- INSTRUCTIONS FOR THE TASK
Without the pictures, return all of the material exactly as written.

┄┄┄┄┄┄

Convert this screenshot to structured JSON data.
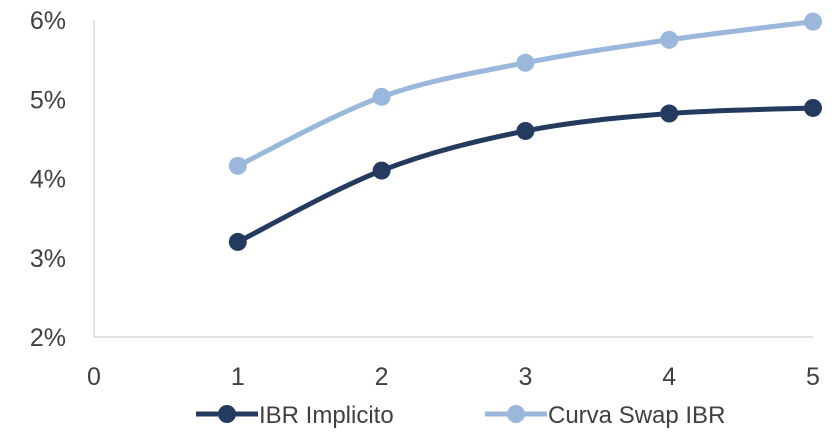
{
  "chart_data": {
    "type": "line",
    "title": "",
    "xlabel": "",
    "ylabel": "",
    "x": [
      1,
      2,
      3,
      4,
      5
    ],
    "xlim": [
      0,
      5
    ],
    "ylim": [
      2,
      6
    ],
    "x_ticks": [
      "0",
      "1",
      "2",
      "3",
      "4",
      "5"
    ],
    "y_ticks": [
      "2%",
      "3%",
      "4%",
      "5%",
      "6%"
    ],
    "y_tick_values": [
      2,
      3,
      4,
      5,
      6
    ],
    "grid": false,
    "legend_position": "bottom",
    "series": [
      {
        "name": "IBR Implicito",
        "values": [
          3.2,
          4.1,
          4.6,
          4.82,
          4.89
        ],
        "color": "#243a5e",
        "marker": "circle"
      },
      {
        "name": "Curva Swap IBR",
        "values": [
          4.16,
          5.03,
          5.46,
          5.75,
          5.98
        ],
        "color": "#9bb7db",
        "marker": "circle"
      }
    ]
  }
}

┄┄┄┄┄┄

- SOLUTION TO THIS EXERCISE
Convert this screenshot to structured JSON data.
{
  "chart_data": {
    "type": "line",
    "title": "",
    "xlabel": "",
    "ylabel": "",
    "x": [
      1,
      2,
      3,
      4,
      5
    ],
    "xlim": [
      0,
      5
    ],
    "ylim": [
      2,
      6
    ],
    "x_ticks": [
      "0",
      "1",
      "2",
      "3",
      "4",
      "5"
    ],
    "y_ticks": [
      "2%",
      "3%",
      "4%",
      "5%",
      "6%"
    ],
    "y_tick_values": [
      2,
      3,
      4,
      5,
      6
    ],
    "grid": false,
    "legend_position": "bottom",
    "series": [
      {
        "name": "IBR Implicito",
        "values": [
          3.2,
          4.1,
          4.6,
          4.82,
          4.89
        ],
        "color": "#243a5e",
        "marker": "circle"
      },
      {
        "name": "Curva Swap IBR",
        "values": [
          4.16,
          5.03,
          5.46,
          5.75,
          5.98
        ],
        "color": "#9bb7db",
        "marker": "circle"
      }
    ]
  }
}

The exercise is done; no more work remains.